### Tarea requerida
Repite, por favor, cada línea de todas las entradas de abajo tal cual, sin cambiar nada.

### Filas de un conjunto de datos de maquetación
"""
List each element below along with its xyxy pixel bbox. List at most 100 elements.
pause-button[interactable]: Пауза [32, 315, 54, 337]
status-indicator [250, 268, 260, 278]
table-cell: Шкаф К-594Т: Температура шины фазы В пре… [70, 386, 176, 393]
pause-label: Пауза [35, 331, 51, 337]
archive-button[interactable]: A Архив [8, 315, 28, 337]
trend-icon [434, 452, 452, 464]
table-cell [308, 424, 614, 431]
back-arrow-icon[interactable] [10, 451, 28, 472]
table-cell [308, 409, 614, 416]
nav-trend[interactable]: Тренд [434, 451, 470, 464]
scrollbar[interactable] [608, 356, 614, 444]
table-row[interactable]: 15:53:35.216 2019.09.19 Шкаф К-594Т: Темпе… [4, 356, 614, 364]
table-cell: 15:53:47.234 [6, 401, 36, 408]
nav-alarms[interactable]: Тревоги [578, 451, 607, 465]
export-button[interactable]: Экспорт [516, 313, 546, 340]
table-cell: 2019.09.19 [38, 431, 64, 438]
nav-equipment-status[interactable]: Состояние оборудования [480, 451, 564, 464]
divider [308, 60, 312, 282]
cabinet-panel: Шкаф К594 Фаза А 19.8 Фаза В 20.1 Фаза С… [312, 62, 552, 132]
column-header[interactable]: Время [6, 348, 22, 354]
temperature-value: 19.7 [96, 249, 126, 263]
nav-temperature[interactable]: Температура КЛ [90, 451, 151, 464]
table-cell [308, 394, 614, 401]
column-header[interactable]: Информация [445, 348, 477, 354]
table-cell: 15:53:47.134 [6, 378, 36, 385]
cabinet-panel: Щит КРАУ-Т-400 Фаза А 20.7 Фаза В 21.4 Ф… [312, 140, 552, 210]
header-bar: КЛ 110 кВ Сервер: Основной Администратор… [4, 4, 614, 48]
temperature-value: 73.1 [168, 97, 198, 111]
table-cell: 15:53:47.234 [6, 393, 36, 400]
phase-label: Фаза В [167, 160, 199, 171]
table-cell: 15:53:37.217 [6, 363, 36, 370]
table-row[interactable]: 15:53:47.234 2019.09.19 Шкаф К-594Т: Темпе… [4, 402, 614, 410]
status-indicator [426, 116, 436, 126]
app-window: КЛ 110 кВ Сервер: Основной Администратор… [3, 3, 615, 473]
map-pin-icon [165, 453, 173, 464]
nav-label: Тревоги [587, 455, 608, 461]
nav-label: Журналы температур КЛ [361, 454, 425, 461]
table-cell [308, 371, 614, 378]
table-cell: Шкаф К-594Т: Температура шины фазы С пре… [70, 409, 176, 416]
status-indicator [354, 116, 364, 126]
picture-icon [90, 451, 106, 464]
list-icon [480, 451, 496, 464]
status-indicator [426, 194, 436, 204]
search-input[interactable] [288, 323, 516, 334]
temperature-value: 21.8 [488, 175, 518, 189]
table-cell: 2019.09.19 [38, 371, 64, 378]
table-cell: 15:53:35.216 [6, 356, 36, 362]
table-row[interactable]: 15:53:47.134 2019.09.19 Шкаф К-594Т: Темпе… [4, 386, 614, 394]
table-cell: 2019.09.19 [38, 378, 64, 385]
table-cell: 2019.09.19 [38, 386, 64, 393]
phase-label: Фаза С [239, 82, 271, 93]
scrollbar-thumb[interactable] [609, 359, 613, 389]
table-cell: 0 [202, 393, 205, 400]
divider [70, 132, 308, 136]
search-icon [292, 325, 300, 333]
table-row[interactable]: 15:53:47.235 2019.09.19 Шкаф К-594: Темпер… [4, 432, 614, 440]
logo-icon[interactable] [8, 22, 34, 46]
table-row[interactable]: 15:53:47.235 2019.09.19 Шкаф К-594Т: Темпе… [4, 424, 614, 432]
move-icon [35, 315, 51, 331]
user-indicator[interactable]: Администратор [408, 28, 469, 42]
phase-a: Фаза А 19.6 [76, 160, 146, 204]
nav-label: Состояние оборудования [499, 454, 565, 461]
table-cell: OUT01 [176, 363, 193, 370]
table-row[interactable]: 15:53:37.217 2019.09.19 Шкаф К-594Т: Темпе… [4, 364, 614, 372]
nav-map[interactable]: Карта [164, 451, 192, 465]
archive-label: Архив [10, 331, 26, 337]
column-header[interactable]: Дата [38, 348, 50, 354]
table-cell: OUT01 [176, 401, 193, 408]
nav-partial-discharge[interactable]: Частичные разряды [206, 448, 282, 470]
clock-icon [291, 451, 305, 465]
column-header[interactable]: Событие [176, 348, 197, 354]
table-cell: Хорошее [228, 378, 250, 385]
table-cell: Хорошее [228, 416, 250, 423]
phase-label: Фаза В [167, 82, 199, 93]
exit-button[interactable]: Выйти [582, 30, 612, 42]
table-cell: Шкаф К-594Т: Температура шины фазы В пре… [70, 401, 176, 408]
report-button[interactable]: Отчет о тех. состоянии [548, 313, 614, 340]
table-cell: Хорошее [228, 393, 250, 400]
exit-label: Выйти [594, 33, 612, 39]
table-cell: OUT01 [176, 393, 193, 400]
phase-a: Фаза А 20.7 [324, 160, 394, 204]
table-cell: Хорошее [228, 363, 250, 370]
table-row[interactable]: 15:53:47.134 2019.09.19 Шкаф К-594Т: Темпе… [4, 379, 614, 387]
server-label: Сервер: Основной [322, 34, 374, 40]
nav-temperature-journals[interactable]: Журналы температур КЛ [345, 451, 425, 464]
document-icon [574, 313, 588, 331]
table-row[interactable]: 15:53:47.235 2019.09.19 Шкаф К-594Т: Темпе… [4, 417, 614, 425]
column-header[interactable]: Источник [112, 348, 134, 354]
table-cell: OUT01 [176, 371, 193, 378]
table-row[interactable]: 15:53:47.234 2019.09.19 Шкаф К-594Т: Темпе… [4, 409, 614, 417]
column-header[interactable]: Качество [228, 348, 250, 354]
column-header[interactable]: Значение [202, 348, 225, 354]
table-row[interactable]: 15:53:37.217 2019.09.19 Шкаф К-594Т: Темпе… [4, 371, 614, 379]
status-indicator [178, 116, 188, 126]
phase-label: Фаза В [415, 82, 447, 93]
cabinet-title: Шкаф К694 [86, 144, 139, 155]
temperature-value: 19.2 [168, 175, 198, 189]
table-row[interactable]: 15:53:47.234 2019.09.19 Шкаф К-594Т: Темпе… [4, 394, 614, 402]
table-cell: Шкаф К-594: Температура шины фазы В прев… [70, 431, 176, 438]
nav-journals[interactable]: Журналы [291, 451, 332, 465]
"""
### Ejercicio terminado
List each element below along with its xyxy pixel bbox. List at most 100 elements.
pause-button[interactable]: Пауза [32, 315, 54, 337]
status-indicator [250, 268, 260, 278]
table-cell: Шкаф К-594Т: Температура шины фазы В пре… [70, 386, 176, 393]
pause-label: Пауза [35, 331, 51, 337]
archive-button[interactable]: A Архив [8, 315, 28, 337]
trend-icon [434, 452, 452, 464]
table-cell [308, 424, 614, 431]
back-arrow-icon[interactable] [10, 451, 28, 472]
table-cell [308, 409, 614, 416]
nav-trend[interactable]: Тренд [434, 451, 470, 464]
scrollbar[interactable] [608, 356, 614, 444]
table-row[interactable]: 15:53:35.216 2019.09.19 Шкаф К-594Т: Темпе… [4, 356, 614, 364]
table-cell: 15:53:47.234 [6, 401, 36, 408]
nav-alarms[interactable]: Тревоги [578, 451, 607, 465]
export-button[interactable]: Экспорт [516, 313, 546, 340]
table-cell: 2019.09.19 [38, 431, 64, 438]
nav-equipment-status[interactable]: Состояние оборудования [480, 451, 564, 464]
divider [308, 60, 312, 282]
cabinet-panel: Шкаф К594 Фаза А 19.8 Фаза В 20.1 Фаза С… [312, 62, 552, 132]
column-header[interactable]: Время [6, 348, 22, 354]
temperature-value: 19.7 [96, 249, 126, 263]
nav-temperature[interactable]: Температура КЛ [90, 451, 151, 464]
table-cell [308, 394, 614, 401]
column-header[interactable]: Информация [445, 348, 477, 354]
table-cell: 15:53:47.134 [6, 378, 36, 385]
cabinet-panel: Щит КРАУ-Т-400 Фаза А 20.7 Фаза В 21.4 Ф… [312, 140, 552, 210]
header-bar: КЛ 110 кВ Сервер: Основной Администратор… [4, 4, 614, 48]
temperature-value: 73.1 [168, 97, 198, 111]
table-cell: 15:53:47.234 [6, 393, 36, 400]
phase-label: Фаза В [167, 160, 199, 171]
table-cell: 15:53:37.217 [6, 363, 36, 370]
table-row[interactable]: 15:53:47.234 2019.09.19 Шкаф К-594Т: Темпе… [4, 402, 614, 410]
status-indicator [426, 116, 436, 126]
app-window: КЛ 110 кВ Сервер: Основной Администратор… [3, 3, 615, 473]
map-pin-icon [165, 453, 173, 464]
nav-label: Тревоги [587, 455, 608, 461]
nav-label: Журналы температур КЛ [361, 454, 425, 461]
table-cell [308, 371, 614, 378]
table-cell: Шкаф К-594Т: Температура шины фазы С пре… [70, 409, 176, 416]
status-indicator [354, 116, 364, 126]
picture-icon [90, 451, 106, 464]
list-icon [480, 451, 496, 464]
status-indicator [426, 194, 436, 204]
search-input[interactable] [288, 323, 516, 334]
temperature-value: 21.8 [488, 175, 518, 189]
table-cell: 2019.09.19 [38, 371, 64, 378]
table-cell: 15:53:35.216 [6, 356, 36, 362]
table-row[interactable]: 15:53:47.134 2019.09.19 Шкаф К-594Т: Темпе… [4, 386, 614, 394]
table-cell: 2019.09.19 [38, 378, 64, 385]
table-cell: 2019.09.19 [38, 386, 64, 393]
phase-label: Фаза С [239, 82, 271, 93]
scrollbar-thumb[interactable] [609, 359, 613, 389]
table-cell: 0 [202, 393, 205, 400]
divider [70, 132, 308, 136]
search-icon [292, 325, 300, 333]
table-row[interactable]: 15:53:47.235 2019.09.19 Шкаф К-594: Темпер… [4, 432, 614, 440]
logo-icon[interactable] [8, 22, 34, 46]
table-row[interactable]: 15:53:47.235 2019.09.19 Шкаф К-594Т: Темпе… [4, 424, 614, 432]
move-icon [35, 315, 51, 331]
user-indicator[interactable]: Администратор [408, 28, 469, 42]
phase-a: Фаза А 19.6 [76, 160, 146, 204]
nav-label: Состояние оборудования [499, 454, 565, 461]
table-cell: OUT01 [176, 363, 193, 370]
table-row[interactable]: 15:53:37.217 2019.09.19 Шкаф К-594Т: Темпе… [4, 364, 614, 372]
nav-map[interactable]: Карта [164, 451, 192, 465]
archive-label: Архив [10, 331, 26, 337]
column-header[interactable]: Дата [38, 348, 50, 354]
table-cell: OUT01 [176, 401, 193, 408]
nav-partial-discharge[interactable]: Частичные разряды [206, 448, 282, 470]
clock-icon [291, 451, 305, 465]
column-header[interactable]: Событие [176, 348, 197, 354]
table-cell: Хорошее [228, 378, 250, 385]
table-cell: Хорошее [228, 416, 250, 423]
phase-label: Фаза В [167, 82, 199, 93]
exit-button[interactable]: Выйти [582, 30, 612, 42]
table-cell: Шкаф К-594Т: Температура шины фазы В пре… [70, 401, 176, 408]
report-button[interactable]: Отчет о тех. состоянии [548, 313, 614, 340]
table-cell: Хорошее [228, 393, 250, 400]
exit-label: Выйти [594, 33, 612, 39]
table-cell: OUT01 [176, 393, 193, 400]
phase-a: Фаза А 20.7 [324, 160, 394, 204]
table-cell: Хорошее [228, 363, 250, 370]
table-row[interactable]: 15:53:47.134 2019.09.19 Шкаф К-594Т: Темпе… [4, 379, 614, 387]
server-label: Сервер: Основной [322, 34, 374, 40]
nav-temperature-journals[interactable]: Журналы температур КЛ [345, 451, 425, 464]
document-icon [574, 313, 588, 331]
table-row[interactable]: 15:53:47.235 2019.09.19 Шкаф К-594Т: Темпе… [4, 417, 614, 425]
column-header[interactable]: Источник [112, 348, 134, 354]
table-cell: OUT01 [176, 371, 193, 378]
table-row[interactable]: 15:53:47.234 2019.09.19 Шкаф К-594Т: Темпе… [4, 409, 614, 417]
column-header[interactable]: Качество [228, 348, 250, 354]
column-header[interactable]: Значение [202, 348, 225, 354]
table-row[interactable]: 15:53:37.217 2019.09.19 Шкаф К-594Т: Темпе… [4, 371, 614, 379]
status-indicator [178, 116, 188, 126]
phase-label: Фаза В [415, 82, 447, 93]
cabinet-title: Шкаф К694 [86, 144, 139, 155]
temperature-value: 19.2 [168, 175, 198, 189]
table-row[interactable]: 15:53:47.234 2019.09.19 Шкаф К-594Т: Темпе… [4, 394, 614, 402]
table-cell: Шкаф К-594: Температура шины фазы В прев… [70, 431, 176, 438]
nav-journals[interactable]: Журналы [291, 451, 332, 465]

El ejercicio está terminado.